## begin

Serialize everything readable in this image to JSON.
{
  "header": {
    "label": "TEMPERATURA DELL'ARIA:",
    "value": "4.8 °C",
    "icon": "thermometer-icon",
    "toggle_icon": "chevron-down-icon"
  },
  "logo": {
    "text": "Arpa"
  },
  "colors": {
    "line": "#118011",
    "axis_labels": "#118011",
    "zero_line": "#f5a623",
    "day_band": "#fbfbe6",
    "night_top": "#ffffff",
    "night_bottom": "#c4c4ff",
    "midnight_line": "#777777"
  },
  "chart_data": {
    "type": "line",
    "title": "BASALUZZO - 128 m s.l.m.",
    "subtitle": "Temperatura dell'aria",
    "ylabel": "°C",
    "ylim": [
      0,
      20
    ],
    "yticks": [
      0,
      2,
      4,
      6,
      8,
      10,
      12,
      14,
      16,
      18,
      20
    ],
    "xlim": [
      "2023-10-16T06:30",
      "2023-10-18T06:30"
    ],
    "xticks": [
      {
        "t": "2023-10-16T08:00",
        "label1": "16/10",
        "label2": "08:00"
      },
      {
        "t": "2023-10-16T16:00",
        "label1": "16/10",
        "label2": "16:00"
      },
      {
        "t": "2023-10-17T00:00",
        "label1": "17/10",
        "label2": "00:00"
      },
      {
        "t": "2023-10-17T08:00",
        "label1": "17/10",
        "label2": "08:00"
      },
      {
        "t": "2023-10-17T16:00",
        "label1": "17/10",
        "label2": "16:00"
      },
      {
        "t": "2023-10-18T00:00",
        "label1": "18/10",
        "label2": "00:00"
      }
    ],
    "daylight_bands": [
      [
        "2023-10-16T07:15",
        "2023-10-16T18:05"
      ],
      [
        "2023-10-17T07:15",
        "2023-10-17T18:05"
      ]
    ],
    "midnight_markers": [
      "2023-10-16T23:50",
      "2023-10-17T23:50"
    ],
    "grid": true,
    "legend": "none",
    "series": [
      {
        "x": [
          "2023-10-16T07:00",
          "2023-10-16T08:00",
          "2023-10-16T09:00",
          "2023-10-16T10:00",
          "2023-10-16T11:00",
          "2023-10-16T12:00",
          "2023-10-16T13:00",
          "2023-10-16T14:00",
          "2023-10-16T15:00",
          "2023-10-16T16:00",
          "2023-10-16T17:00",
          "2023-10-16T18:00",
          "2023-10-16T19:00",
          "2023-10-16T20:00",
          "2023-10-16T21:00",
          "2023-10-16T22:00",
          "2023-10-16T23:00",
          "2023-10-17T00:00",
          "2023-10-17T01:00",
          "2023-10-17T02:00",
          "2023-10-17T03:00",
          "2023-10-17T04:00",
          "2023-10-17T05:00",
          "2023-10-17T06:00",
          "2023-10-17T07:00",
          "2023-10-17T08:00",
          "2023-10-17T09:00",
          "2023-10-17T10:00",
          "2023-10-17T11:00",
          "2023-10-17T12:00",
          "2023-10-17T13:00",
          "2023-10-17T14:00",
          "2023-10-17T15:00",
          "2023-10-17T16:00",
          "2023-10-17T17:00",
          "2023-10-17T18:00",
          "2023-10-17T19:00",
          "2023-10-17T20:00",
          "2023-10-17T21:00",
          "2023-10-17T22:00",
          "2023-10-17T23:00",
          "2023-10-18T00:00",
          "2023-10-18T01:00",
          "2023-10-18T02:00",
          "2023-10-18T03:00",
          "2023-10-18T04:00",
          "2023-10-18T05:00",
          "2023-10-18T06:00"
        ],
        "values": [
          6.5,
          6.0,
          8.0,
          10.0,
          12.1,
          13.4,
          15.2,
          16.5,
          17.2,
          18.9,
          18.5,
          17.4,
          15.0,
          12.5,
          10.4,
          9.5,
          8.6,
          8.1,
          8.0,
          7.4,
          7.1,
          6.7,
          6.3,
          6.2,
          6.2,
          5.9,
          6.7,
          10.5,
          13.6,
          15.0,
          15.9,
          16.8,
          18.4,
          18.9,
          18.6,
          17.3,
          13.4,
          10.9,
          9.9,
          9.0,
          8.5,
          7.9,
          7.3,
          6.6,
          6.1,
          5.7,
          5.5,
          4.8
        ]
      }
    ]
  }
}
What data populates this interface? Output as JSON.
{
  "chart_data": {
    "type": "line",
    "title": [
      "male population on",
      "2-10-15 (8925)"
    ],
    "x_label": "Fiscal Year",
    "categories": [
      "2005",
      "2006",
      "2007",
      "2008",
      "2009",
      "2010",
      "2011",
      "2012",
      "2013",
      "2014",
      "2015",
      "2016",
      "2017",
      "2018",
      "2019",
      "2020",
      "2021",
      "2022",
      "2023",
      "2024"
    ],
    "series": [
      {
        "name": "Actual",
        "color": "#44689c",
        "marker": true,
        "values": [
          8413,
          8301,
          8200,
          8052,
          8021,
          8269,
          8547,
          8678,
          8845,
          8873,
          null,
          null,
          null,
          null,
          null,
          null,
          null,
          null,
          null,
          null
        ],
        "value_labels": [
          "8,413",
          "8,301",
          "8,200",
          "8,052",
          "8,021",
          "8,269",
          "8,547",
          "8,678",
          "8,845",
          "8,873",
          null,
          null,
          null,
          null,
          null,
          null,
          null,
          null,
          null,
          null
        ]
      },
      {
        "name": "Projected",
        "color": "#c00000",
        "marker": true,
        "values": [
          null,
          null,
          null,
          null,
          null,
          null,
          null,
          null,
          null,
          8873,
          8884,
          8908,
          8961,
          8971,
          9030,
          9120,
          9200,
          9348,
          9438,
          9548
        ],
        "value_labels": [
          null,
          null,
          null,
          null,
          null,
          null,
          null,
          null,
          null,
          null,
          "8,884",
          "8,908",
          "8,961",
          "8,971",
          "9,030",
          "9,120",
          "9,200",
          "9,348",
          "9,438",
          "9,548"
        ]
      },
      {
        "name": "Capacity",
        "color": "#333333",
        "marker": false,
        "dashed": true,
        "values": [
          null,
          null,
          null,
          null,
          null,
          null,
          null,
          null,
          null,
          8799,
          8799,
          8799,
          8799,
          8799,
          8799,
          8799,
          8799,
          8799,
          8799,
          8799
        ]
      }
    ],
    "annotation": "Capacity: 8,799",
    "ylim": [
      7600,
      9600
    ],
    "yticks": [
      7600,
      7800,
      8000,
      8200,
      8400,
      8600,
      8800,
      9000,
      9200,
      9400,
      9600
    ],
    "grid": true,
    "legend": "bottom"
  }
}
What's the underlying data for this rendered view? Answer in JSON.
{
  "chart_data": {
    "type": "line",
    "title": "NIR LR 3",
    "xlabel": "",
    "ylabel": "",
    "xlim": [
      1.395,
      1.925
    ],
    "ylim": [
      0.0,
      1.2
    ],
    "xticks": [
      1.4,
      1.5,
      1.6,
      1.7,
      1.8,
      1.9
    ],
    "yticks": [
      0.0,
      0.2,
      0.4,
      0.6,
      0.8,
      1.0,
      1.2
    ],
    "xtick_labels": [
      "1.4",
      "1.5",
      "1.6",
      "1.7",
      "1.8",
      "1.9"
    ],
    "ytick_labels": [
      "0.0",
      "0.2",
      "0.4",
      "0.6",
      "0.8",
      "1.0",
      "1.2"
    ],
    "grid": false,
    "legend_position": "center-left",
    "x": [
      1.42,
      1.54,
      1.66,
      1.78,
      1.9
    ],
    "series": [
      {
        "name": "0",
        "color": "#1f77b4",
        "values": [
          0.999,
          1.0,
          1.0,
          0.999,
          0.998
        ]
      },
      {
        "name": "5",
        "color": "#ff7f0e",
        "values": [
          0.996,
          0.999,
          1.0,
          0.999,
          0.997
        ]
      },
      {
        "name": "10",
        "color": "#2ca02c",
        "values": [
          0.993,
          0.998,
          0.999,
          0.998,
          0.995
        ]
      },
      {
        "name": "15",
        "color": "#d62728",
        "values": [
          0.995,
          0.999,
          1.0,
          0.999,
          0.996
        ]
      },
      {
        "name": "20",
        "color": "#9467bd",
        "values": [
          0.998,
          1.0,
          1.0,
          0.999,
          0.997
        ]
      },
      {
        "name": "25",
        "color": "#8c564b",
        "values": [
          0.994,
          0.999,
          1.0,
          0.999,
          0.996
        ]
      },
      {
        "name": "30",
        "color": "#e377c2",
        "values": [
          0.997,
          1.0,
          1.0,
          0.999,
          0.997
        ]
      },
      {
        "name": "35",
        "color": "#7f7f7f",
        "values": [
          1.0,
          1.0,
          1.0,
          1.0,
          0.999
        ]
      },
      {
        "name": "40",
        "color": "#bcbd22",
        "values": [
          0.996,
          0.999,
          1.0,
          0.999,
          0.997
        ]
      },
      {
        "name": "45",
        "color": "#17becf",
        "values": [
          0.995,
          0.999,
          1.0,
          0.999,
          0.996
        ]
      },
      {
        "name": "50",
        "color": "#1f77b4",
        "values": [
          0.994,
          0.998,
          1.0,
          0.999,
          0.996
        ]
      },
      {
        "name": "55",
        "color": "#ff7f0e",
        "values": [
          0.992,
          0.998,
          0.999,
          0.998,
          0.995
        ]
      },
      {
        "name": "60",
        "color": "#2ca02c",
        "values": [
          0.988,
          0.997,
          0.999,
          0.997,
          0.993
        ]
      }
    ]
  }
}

## end

Given exercise:
Track down every line with the word "What" and copy it.

The response:
What data populates this interface? Output as JSON.
What's the underlying data for this rendered view? Answer in JSON.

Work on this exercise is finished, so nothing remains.